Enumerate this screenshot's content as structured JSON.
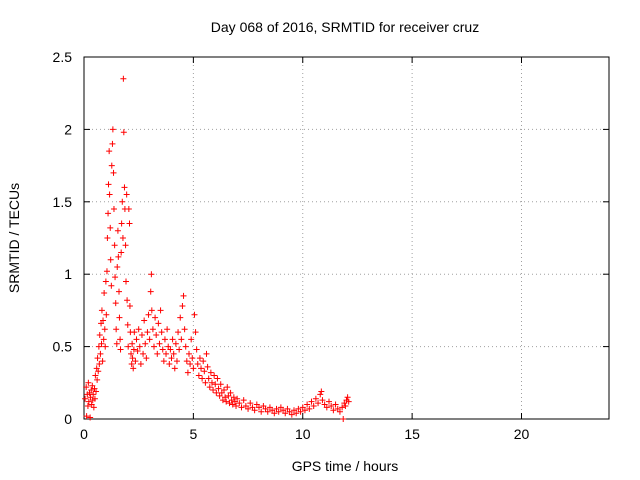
{
  "chart_data": {
    "type": "scatter",
    "title": "Day 068 of 2016, SRMTID for receiver cruz",
    "xlabel": "GPS time / hours",
    "ylabel": "SRMTID / TECUs",
    "xlim": [
      0,
      24
    ],
    "ylim": [
      0,
      2.5
    ],
    "x_ticks": [
      0,
      5,
      10,
      15,
      20
    ],
    "x_tick_labels": [
      "0",
      "5",
      "10",
      "15",
      "20"
    ],
    "y_ticks": [
      0,
      0.5,
      1,
      1.5,
      2,
      2.5
    ],
    "y_tick_labels": [
      "0",
      "0.5",
      "1",
      "1.5",
      "2",
      "2.5"
    ],
    "grid": true,
    "marker": "+",
    "color": "#ff0000",
    "series": [
      {
        "name": "SRMTID",
        "points": [
          [
            0.05,
            0.14
          ],
          [
            0.1,
            0.22
          ],
          [
            0.12,
            0.02
          ],
          [
            0.15,
            0.17
          ],
          [
            0.18,
            0.09
          ],
          [
            0.2,
            0.25
          ],
          [
            0.22,
            0.12
          ],
          [
            0.25,
            0.18
          ],
          [
            0.28,
            0.01
          ],
          [
            0.3,
            0.15
          ],
          [
            0.33,
            0.2
          ],
          [
            0.35,
            0.1
          ],
          [
            0.38,
            0.23
          ],
          [
            0.4,
            0.13
          ],
          [
            0.42,
            0.17
          ],
          [
            0.45,
            0.08
          ],
          [
            0.48,
            0.21
          ],
          [
            0.5,
            0.14
          ],
          [
            0.52,
            0.3
          ],
          [
            0.55,
            0.19
          ],
          [
            0.58,
            0.35
          ],
          [
            0.6,
            0.27
          ],
          [
            0.62,
            0.42
          ],
          [
            0.65,
            0.33
          ],
          [
            0.68,
            0.5
          ],
          [
            0.7,
            0.38
          ],
          [
            0.72,
            0.58
          ],
          [
            0.75,
            0.45
          ],
          [
            0.78,
            0.66
          ],
          [
            0.8,
            0.52
          ],
          [
            0.82,
            0.75
          ],
          [
            0.85,
            0.4
          ],
          [
            0.87,
            0.68
          ],
          [
            0.9,
            0.55
          ],
          [
            0.92,
            0.87
          ],
          [
            0.95,
            0.62
          ],
          [
            0.97,
            0.5
          ],
          [
            1.0,
            0.95
          ],
          [
            1.02,
            0.72
          ],
          [
            1.05,
            1.02
          ],
          [
            1.07,
            1.25
          ],
          [
            1.1,
            1.42
          ],
          [
            1.12,
            1.62
          ],
          [
            1.15,
            1.85
          ],
          [
            1.17,
            1.55
          ],
          [
            1.2,
            1.32
          ],
          [
            1.22,
            1.1
          ],
          [
            1.25,
            0.92
          ],
          [
            1.27,
            1.75
          ],
          [
            1.3,
            1.9
          ],
          [
            1.32,
            2.0
          ],
          [
            1.35,
            1.7
          ],
          [
            1.37,
            1.45
          ],
          [
            1.4,
            1.2
          ],
          [
            1.42,
            0.98
          ],
          [
            1.45,
            0.8
          ],
          [
            1.47,
            0.62
          ],
          [
            1.5,
            0.52
          ],
          [
            1.52,
            1.05
          ],
          [
            1.55,
            1.3
          ],
          [
            1.57,
            1.12
          ],
          [
            1.6,
            0.88
          ],
          [
            1.62,
            0.7
          ],
          [
            1.65,
            0.55
          ],
          [
            1.67,
            0.48
          ],
          [
            1.7,
            1.15
          ],
          [
            1.72,
            1.35
          ],
          [
            1.75,
            1.5
          ],
          [
            1.78,
            1.25
          ],
          [
            1.8,
            2.35
          ],
          [
            1.82,
            1.98
          ],
          [
            1.85,
            1.6
          ],
          [
            1.87,
            1.45
          ],
          [
            1.9,
            1.2
          ],
          [
            1.92,
            0.95
          ],
          [
            1.95,
            1.55
          ],
          [
            1.97,
            0.82
          ],
          [
            2.0,
            0.65
          ],
          [
            2.02,
            0.5
          ],
          [
            2.05,
            1.45
          ],
          [
            2.08,
            1.35
          ],
          [
            2.1,
            0.78
          ],
          [
            2.12,
            0.6
          ],
          [
            2.15,
            0.45
          ],
          [
            2.18,
            0.38
          ],
          [
            2.2,
            0.52
          ],
          [
            2.22,
            0.42
          ],
          [
            2.25,
            0.35
          ],
          [
            2.28,
            0.48
          ],
          [
            2.3,
            0.6
          ],
          [
            2.35,
            0.4
          ],
          [
            2.4,
            0.55
          ],
          [
            2.45,
            0.47
          ],
          [
            2.5,
            0.62
          ],
          [
            2.55,
            0.5
          ],
          [
            2.6,
            0.38
          ],
          [
            2.65,
            0.58
          ],
          [
            2.7,
            0.45
          ],
          [
            2.75,
            0.68
          ],
          [
            2.8,
            0.52
          ],
          [
            2.85,
            0.42
          ],
          [
            2.9,
            0.6
          ],
          [
            2.95,
            0.72
          ],
          [
            3.0,
            0.55
          ],
          [
            3.05,
            0.88
          ],
          [
            3.08,
            1.0
          ],
          [
            3.1,
            0.75
          ],
          [
            3.15,
            0.62
          ],
          [
            3.2,
            0.5
          ],
          [
            3.25,
            0.7
          ],
          [
            3.3,
            0.58
          ],
          [
            3.35,
            0.45
          ],
          [
            3.4,
            0.66
          ],
          [
            3.45,
            0.52
          ],
          [
            3.5,
            0.75
          ],
          [
            3.55,
            0.6
          ],
          [
            3.6,
            0.48
          ],
          [
            3.65,
            0.4
          ],
          [
            3.7,
            0.55
          ],
          [
            3.75,
            0.45
          ],
          [
            3.8,
            0.62
          ],
          [
            3.85,
            0.5
          ],
          [
            3.9,
            0.38
          ],
          [
            3.95,
            0.48
          ],
          [
            4.0,
            0.42
          ],
          [
            4.05,
            0.55
          ],
          [
            4.1,
            0.45
          ],
          [
            4.15,
            0.35
          ],
          [
            4.2,
            0.52
          ],
          [
            4.25,
            0.4
          ],
          [
            4.3,
            0.6
          ],
          [
            4.35,
            0.48
          ],
          [
            4.4,
            0.7
          ],
          [
            4.45,
            0.55
          ],
          [
            4.5,
            0.78
          ],
          [
            4.55,
            0.85
          ],
          [
            4.6,
            0.62
          ],
          [
            4.65,
            0.5
          ],
          [
            4.7,
            0.4
          ],
          [
            4.75,
            0.32
          ],
          [
            4.8,
            0.45
          ],
          [
            4.85,
            0.38
          ],
          [
            4.9,
            0.55
          ],
          [
            4.95,
            0.42
          ],
          [
            5.0,
            0.35
          ],
          [
            5.05,
            0.72
          ],
          [
            5.1,
            0.6
          ],
          [
            5.15,
            0.48
          ],
          [
            5.2,
            0.38
          ],
          [
            5.25,
            0.3
          ],
          [
            5.3,
            0.42
          ],
          [
            5.35,
            0.35
          ],
          [
            5.4,
            0.28
          ],
          [
            5.45,
            0.4
          ],
          [
            5.5,
            0.33
          ],
          [
            5.55,
            0.25
          ],
          [
            5.6,
            0.45
          ],
          [
            5.65,
            0.36
          ],
          [
            5.7,
            0.28
          ],
          [
            5.75,
            0.22
          ],
          [
            5.8,
            0.32
          ],
          [
            5.85,
            0.25
          ],
          [
            5.9,
            0.2
          ],
          [
            5.95,
            0.3
          ],
          [
            6.0,
            0.24
          ],
          [
            6.05,
            0.18
          ],
          [
            6.1,
            0.28
          ],
          [
            6.15,
            0.21
          ],
          [
            6.2,
            0.16
          ],
          [
            6.25,
            0.24
          ],
          [
            6.3,
            0.18
          ],
          [
            6.35,
            0.13
          ],
          [
            6.4,
            0.2
          ],
          [
            6.45,
            0.15
          ],
          [
            6.5,
            0.12
          ],
          [
            6.55,
            0.22
          ],
          [
            6.6,
            0.16
          ],
          [
            6.65,
            0.11
          ],
          [
            6.7,
            0.18
          ],
          [
            6.75,
            0.13
          ],
          [
            6.8,
            0.1
          ],
          [
            6.85,
            0.15
          ],
          [
            6.9,
            0.12
          ],
          [
            6.95,
            0.09
          ],
          [
            7.0,
            0.14
          ],
          [
            7.1,
            0.11
          ],
          [
            7.2,
            0.08
          ],
          [
            7.3,
            0.13
          ],
          [
            7.4,
            0.09
          ],
          [
            7.5,
            0.07
          ],
          [
            7.6,
            0.11
          ],
          [
            7.7,
            0.08
          ],
          [
            7.8,
            0.06
          ],
          [
            7.9,
            0.1
          ],
          [
            8.0,
            0.08
          ],
          [
            8.1,
            0.05
          ],
          [
            8.2,
            0.09
          ],
          [
            8.3,
            0.07
          ],
          [
            8.4,
            0.05
          ],
          [
            8.5,
            0.08
          ],
          [
            8.6,
            0.06
          ],
          [
            8.7,
            0.04
          ],
          [
            8.8,
            0.07
          ],
          [
            8.9,
            0.05
          ],
          [
            9.0,
            0.08
          ],
          [
            9.1,
            0.06
          ],
          [
            9.2,
            0.04
          ],
          [
            9.3,
            0.07
          ],
          [
            9.4,
            0.05
          ],
          [
            9.5,
            0.03
          ],
          [
            9.6,
            0.06
          ],
          [
            9.7,
            0.04
          ],
          [
            9.8,
            0.07
          ],
          [
            9.9,
            0.05
          ],
          [
            10.0,
            0.08
          ],
          [
            10.1,
            0.06
          ],
          [
            10.2,
            0.1
          ],
          [
            10.3,
            0.07
          ],
          [
            10.4,
            0.12
          ],
          [
            10.5,
            0.09
          ],
          [
            10.6,
            0.14
          ],
          [
            10.7,
            0.11
          ],
          [
            10.8,
            0.17
          ],
          [
            10.85,
            0.19
          ],
          [
            10.9,
            0.13
          ],
          [
            11.0,
            0.1
          ],
          [
            11.1,
            0.08
          ],
          [
            11.2,
            0.12
          ],
          [
            11.3,
            0.09
          ],
          [
            11.4,
            0.06
          ],
          [
            11.5,
            0.1
          ],
          [
            11.6,
            0.07
          ],
          [
            11.7,
            0.05
          ],
          [
            11.8,
            0.08
          ],
          [
            11.85,
            0.0
          ],
          [
            11.9,
            0.11
          ],
          [
            11.95,
            0.09
          ],
          [
            12.0,
            0.13
          ],
          [
            12.05,
            0.15
          ],
          [
            12.1,
            0.12
          ]
        ]
      }
    ]
  }
}
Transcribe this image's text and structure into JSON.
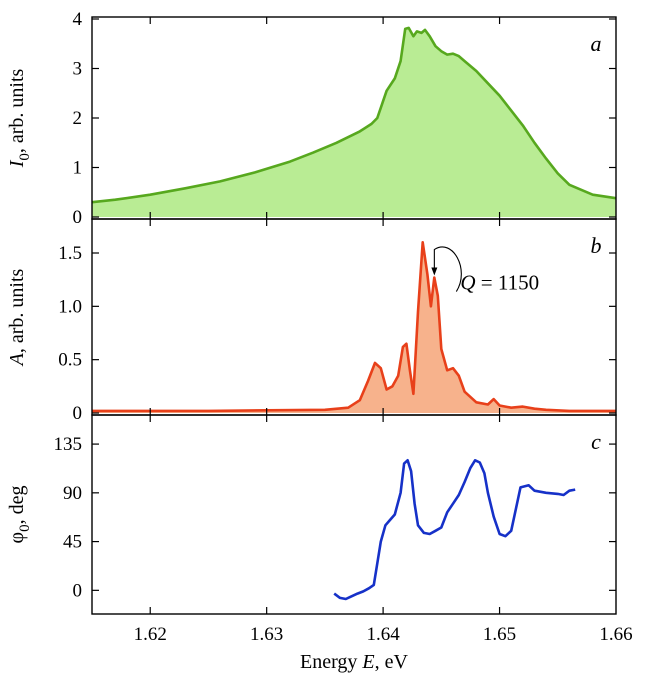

☆ ☆ ☆ ☆ ☆ ☆ ☆

Pick out every line above that holds the word "SRMTID" and copy it.

    "title": "Day 068 of 2016, SRMTID for receiver cruz",
    "ylabel": "SRMTID / TECUs",
        "name": "SRMTID",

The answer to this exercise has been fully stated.